Data records:
──────
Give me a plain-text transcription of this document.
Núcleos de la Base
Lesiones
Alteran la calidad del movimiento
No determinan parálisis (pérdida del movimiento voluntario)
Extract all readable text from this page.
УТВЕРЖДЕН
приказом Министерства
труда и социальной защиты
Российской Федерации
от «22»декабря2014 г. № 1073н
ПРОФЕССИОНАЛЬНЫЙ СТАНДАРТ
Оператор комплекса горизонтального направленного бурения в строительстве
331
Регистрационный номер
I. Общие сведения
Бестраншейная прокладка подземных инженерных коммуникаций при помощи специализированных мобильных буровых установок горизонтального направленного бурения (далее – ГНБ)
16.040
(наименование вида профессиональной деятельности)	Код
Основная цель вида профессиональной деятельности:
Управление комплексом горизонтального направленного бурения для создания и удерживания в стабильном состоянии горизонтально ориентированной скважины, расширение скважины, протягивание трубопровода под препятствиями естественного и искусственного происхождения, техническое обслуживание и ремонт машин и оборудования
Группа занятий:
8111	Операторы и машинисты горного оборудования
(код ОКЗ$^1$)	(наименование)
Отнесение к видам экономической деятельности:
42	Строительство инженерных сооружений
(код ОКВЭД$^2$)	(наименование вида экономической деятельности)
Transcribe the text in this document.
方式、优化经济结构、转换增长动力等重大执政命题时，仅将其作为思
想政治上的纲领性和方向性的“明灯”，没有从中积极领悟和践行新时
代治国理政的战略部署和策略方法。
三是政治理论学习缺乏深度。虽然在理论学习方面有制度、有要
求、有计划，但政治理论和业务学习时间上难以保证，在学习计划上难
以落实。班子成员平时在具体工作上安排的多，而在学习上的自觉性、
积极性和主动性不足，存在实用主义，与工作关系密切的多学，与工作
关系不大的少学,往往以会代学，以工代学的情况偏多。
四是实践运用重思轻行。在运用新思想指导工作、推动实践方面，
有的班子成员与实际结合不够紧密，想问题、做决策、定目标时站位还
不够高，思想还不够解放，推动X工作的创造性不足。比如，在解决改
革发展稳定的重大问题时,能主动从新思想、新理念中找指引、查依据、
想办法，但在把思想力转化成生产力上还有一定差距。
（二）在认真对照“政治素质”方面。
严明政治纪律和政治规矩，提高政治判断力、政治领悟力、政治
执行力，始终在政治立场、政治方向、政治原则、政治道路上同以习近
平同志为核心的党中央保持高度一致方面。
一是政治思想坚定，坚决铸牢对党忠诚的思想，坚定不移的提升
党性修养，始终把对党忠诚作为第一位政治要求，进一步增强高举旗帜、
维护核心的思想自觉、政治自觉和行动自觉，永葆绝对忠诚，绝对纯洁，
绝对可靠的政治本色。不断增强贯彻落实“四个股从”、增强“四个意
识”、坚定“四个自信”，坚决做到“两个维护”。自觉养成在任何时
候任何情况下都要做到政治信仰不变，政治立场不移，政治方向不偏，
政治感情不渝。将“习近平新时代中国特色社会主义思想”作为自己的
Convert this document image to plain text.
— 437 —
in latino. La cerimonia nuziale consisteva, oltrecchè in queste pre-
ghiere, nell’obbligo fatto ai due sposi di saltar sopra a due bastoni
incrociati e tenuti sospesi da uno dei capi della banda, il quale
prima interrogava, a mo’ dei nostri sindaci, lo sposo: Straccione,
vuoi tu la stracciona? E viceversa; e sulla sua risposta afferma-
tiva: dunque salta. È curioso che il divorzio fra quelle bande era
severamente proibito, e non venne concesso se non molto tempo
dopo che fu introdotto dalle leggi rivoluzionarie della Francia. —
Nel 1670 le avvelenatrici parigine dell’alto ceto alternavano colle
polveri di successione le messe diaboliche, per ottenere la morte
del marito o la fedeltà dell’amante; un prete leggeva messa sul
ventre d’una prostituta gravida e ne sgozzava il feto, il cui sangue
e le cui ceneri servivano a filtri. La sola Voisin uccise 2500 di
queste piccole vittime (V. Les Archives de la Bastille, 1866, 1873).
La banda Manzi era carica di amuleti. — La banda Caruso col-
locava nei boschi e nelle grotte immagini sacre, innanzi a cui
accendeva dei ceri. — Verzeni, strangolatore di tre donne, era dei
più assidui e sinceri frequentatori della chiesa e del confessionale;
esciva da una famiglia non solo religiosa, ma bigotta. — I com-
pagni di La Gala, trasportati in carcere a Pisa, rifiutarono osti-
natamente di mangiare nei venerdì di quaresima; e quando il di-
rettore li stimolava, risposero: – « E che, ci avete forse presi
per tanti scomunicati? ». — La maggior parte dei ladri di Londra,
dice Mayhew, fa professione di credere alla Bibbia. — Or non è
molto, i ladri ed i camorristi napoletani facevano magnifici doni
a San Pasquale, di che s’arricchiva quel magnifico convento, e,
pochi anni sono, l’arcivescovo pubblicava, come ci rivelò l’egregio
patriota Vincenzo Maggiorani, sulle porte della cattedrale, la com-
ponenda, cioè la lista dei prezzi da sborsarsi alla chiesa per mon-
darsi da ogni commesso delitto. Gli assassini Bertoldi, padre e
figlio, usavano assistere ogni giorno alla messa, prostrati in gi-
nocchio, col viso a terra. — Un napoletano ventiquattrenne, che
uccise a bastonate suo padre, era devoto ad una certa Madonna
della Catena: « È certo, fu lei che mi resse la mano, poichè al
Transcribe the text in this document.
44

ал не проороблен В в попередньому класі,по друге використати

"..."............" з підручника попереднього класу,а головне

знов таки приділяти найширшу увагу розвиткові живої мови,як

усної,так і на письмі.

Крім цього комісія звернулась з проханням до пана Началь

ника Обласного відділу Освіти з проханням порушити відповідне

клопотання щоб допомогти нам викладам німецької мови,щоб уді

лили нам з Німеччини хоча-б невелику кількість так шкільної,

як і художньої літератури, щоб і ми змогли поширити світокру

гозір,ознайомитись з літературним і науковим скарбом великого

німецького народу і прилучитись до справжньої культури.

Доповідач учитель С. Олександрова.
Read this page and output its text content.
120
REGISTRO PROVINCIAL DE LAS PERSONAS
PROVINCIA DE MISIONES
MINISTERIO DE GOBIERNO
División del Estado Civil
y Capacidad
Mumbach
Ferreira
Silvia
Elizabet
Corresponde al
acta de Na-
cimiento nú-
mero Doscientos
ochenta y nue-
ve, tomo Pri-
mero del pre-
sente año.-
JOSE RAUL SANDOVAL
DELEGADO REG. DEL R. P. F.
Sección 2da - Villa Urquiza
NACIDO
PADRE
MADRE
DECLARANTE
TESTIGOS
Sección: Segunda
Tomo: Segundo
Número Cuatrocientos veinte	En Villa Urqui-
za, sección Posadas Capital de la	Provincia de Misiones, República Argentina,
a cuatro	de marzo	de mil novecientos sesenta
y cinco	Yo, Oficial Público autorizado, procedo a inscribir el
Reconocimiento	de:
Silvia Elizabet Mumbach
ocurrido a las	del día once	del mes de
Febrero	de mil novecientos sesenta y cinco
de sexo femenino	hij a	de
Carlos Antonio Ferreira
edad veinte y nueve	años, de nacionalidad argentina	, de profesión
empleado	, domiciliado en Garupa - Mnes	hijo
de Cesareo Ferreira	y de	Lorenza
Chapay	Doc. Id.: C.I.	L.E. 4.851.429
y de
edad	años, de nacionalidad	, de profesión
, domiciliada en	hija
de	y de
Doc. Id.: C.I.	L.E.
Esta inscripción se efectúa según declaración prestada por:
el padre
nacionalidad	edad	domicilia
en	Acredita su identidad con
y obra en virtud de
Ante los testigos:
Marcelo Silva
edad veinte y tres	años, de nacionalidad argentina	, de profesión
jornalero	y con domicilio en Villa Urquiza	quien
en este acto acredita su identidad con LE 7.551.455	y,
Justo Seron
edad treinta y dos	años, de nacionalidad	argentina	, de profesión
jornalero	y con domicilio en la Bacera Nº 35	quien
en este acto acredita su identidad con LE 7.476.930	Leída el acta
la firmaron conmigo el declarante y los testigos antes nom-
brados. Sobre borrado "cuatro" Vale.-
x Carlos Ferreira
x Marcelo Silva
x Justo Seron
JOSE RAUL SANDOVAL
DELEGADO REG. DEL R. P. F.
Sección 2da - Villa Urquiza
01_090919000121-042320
──────
### Aim
Read the data above. Pull out each line in which the string "alla" appears.

### Exercise answer
dice Mayhew, fa professione di credere alla Bibbia. — Or non è
ponenda, cioè la lista dei prezzi da sborsarsi alla chiesa per mon-
figlio, usavano assistere ogni giorno alla messa, prostrati in gi-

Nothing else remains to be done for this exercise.